## Given information:
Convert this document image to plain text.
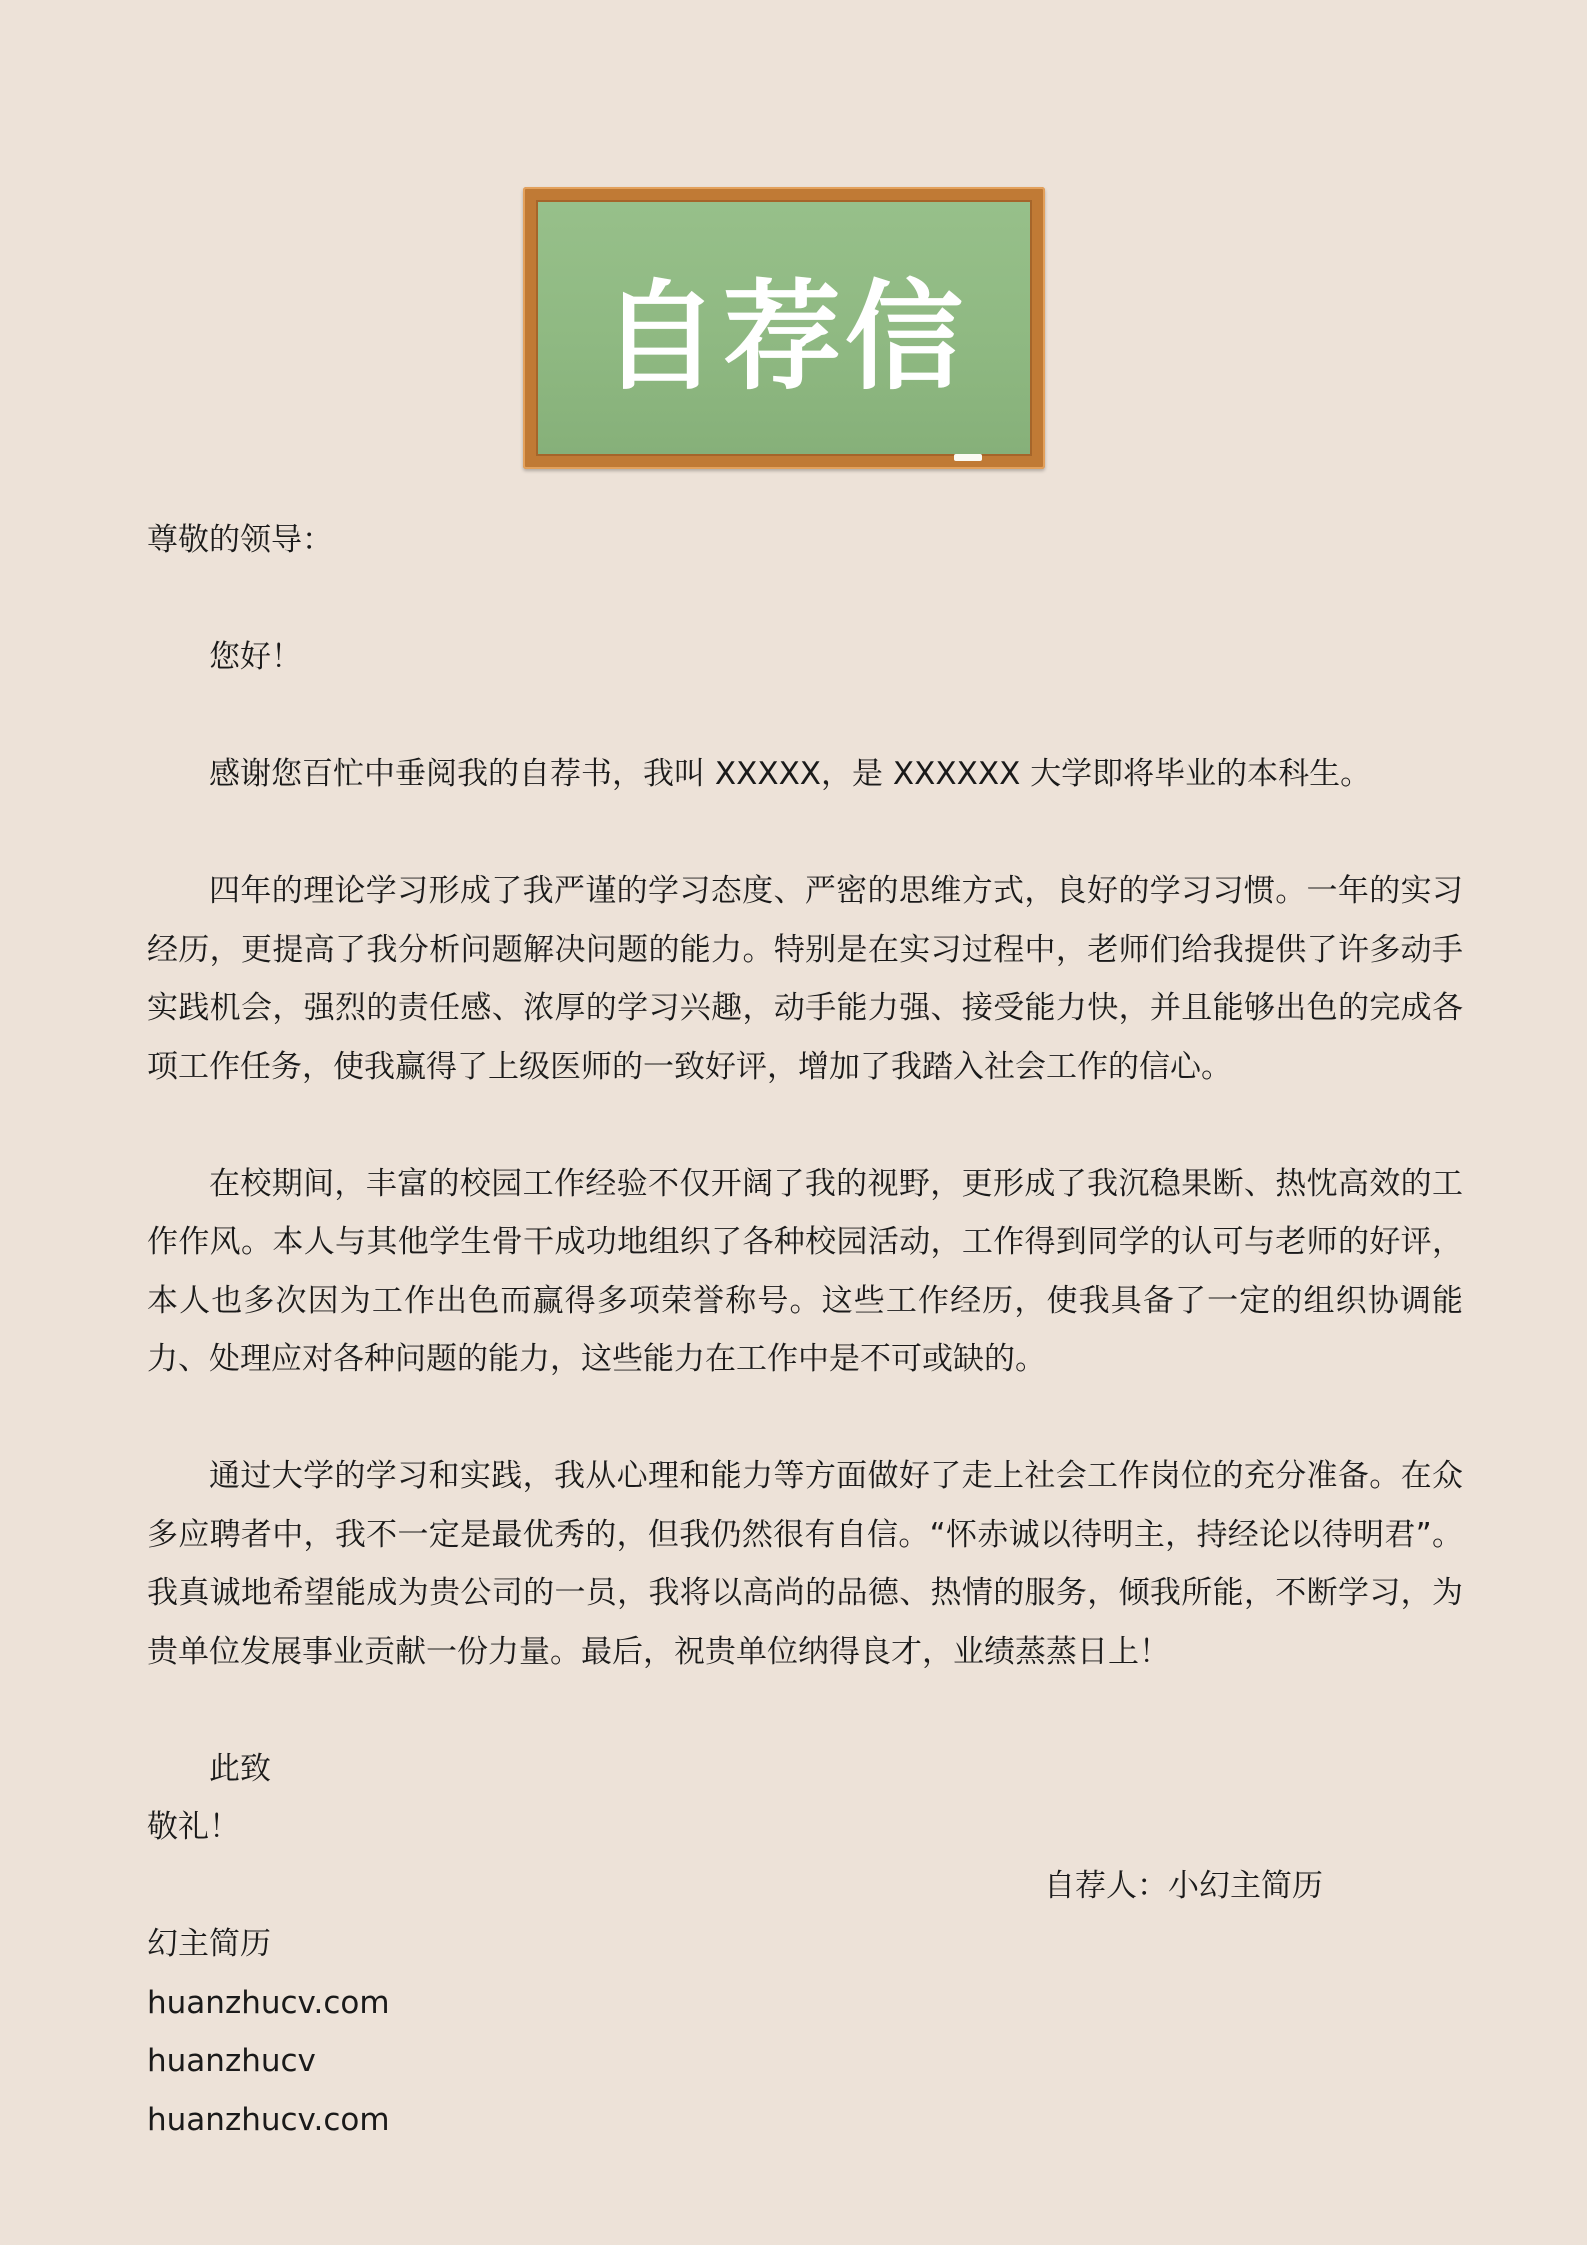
自荐信
尊敬的领导：
您好！
感谢您百忙中垂阅我的自荐书，我叫 XXXXX，是 XXXXXX 大学即将毕业的本科生。
四年的理论学习形成了我严谨的学习态度、严密的思维方式，良好的学习习惯。一年的实习经历，更提高了我分析问题解决问题的能力。特别是在实习过程中，老师们给我提供了许多动手实践机会，强烈的责任感、浓厚的学习兴趣，动手能力强、接受能力快，并且能够出色的完成各项工作任务，使我赢得了上级医师的一致好评，增加了我踏入社会工作的信心。
在校期间，丰富的校园工作经验不仅开阔了我的视野，更形成了我沉稳果断、热忱高效的工作作风。本人与其他学生骨干成功地组织了各种校园活动，工作得到同学的认可与老师的好评，本人也多次因为工作出色而赢得多项荣誉称号。这些工作经历，使我具备了一定的组织协调能力、处理应对各种问题的能力，这些能力在工作中是不可或缺的。
通过大学的学习和实践，我从心理和能力等方面做好了走上社会工作岗位的充分准备。在众多应聘者中，我不一定是最优秀的，但我仍然很有自信。“怀赤诚以待明主，持经论以待明君”。我真诚地希望能成为贵公司的一员，我将以高尚的品德、热情的服务，倾我所能，不断学习，为贵单位发展事业贡献一份力量。最后，祝贵单位纳得良才，业绩蒸蒸日上！
此致
敬礼！
自荐人：小幻主简历
幻主简历
huanzhucv.com
huanzhucv
huanzhucv.com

## Task description:
Every line is to be duplicated exactly, though pictures stay out.

## Result of the exercise:
Convert this document image to plain text.
自荐信
尊敬的领导：
您好！
感谢您百忙中垂阅我的自荐书，我叫 XXXXX，是 XXXXXX 大学即将毕业的本科生。
四年的理论学习形成了我严谨的学习态度、严密的思维方式，良好的学习习惯。一年的实习经历，更提高了我分析问题解决问题的能力。特别是在实习过程中，老师们给我提供了许多动手实践机会，强烈的责任感、浓厚的学习兴趣，动手能力强、接受能力快，并且能够出色的完成各项工作任务，使我赢得了上级医师的一致好评，增加了我踏入社会工作的信心。
在校期间，丰富的校园工作经验不仅开阔了我的视野，更形成了我沉稳果断、热忱高效的工作作风。本人与其他学生骨干成功地组织了各种校园活动，工作得到同学的认可与老师的好评，本人也多次因为工作出色而赢得多项荣誉称号。这些工作经历，使我具备了一定的组织协调能力、处理应对各种问题的能力，这些能力在工作中是不可或缺的。
通过大学的学习和实践，我从心理和能力等方面做好了走上社会工作岗位的充分准备。在众多应聘者中，我不一定是最优秀的，但我仍然很有自信。“怀赤诚以待明主，持经论以待明君”。我真诚地希望能成为贵公司的一员，我将以高尚的品德、热情的服务，倾我所能，不断学习，为贵单位发展事业贡献一份力量。最后，祝贵单位纳得良才，业绩蒸蒸日上！
此致
敬礼！
自荐人：小幻主简历
幻主简历
huanzhucv.com
huanzhucv
huanzhucv.com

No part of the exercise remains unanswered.